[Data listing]

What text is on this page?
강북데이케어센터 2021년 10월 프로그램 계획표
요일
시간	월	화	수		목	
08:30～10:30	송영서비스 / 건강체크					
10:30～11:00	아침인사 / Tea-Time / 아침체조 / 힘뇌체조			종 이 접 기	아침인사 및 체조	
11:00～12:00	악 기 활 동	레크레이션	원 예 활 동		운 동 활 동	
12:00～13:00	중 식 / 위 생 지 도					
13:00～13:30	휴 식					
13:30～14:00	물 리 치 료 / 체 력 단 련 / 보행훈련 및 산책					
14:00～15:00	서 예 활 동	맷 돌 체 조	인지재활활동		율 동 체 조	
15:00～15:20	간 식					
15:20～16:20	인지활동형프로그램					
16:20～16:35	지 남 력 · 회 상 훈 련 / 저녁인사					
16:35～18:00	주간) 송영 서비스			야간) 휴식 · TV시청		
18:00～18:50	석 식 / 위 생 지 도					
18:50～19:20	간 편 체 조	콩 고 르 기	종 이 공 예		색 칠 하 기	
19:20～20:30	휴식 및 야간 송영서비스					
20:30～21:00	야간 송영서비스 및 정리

▸ **Exercise objective**: Restate the records, all of them, precisely as written.

▸ **Correct result**:
What text is on this page?
강북데이케어센터 2021년 10월 프로그램 계획표
요일
시간	월	화	수		목	
08:30～10:30	송영서비스 / 건강체크					
10:30～11:00	아침인사 / Tea-Time / 아침체조 / 힘뇌체조			종 이 접 기	아침인사 및 체조	
11:00～12:00	악 기 활 동	레크레이션	원 예 활 동		운 동 활 동	
12:00～13:00	중 식 / 위 생 지 도					
13:00～13:30	휴 식					
13:30～14:00	물 리 치 료 / 체 력 단 련 / 보행훈련 및 산책					
14:00～15:00	서 예 활 동	맷 돌 체 조	인지재활활동		율 동 체 조	
15:00～15:20	간 식					
15:20～16:20	인지활동형프로그램					
16:20～16:35	지 남 력 · 회 상 훈 련 / 저녁인사					
16:35～18:00	주간) 송영 서비스			야간) 휴식 · TV시청		
18:00～18:50	석 식 / 위 생 지 도					
18:50～19:20	간 편 체 조	콩 고 르 기	종 이 공 예		색 칠 하 기	
19:20～20:30	휴식 및 야간 송영서비스					
20:30～21:00	야간 송영서비스 및 정리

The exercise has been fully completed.